Exclude the pictures and reproduce the remaining data exactly as written.
━━━━━━━━━━━━━━━━━━━━━━━━━━━━━━
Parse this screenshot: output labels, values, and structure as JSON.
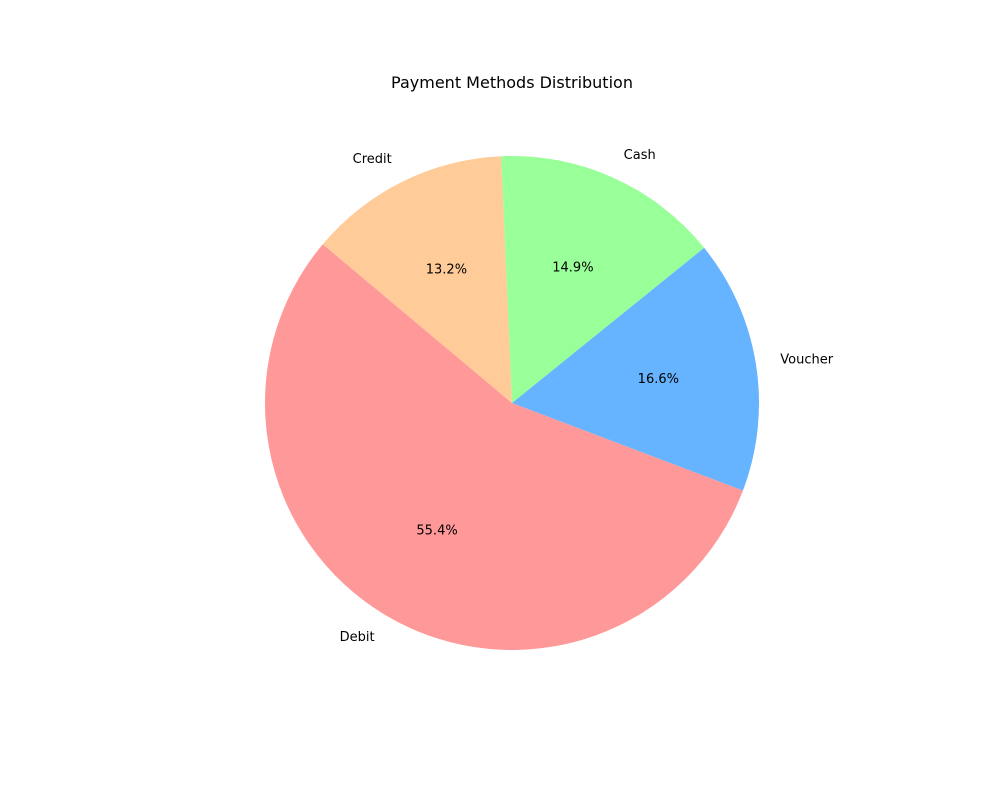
{
  "chart_data": {
    "type": "pie",
    "title": "Payment Methods Distribution",
    "categories": [
      "Debit",
      "Voucher",
      "Cash",
      "Credit"
    ],
    "values": [
      55.4,
      16.6,
      14.9,
      13.2
    ],
    "percent_labels": [
      "55.4%",
      "16.6%",
      "14.9%",
      "13.2%"
    ],
    "colors": [
      "#ff9999",
      "#66b3ff",
      "#99ff99",
      "#ffcc99"
    ],
    "start_angle_deg": 140,
    "direction": "counterclockwise",
    "legend": "none"
  }
}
━━━━━━━━━━━━━━━━━━━━━━━━━━━━━━
OUTPUT BELOW:
Parse this screenshot: output labels, values, and structure as JSON.
{
  "chart_data": {
    "type": "pie",
    "title": "Payment Methods Distribution",
    "categories": [
      "Debit",
      "Voucher",
      "Cash",
      "Credit"
    ],
    "values": [
      55.4,
      16.6,
      14.9,
      13.2
    ],
    "percent_labels": [
      "55.4%",
      "16.6%",
      "14.9%",
      "13.2%"
    ],
    "colors": [
      "#ff9999",
      "#66b3ff",
      "#99ff99",
      "#ffcc99"
    ],
    "start_angle_deg": 140,
    "direction": "counterclockwise",
    "legend": "none"
  }
}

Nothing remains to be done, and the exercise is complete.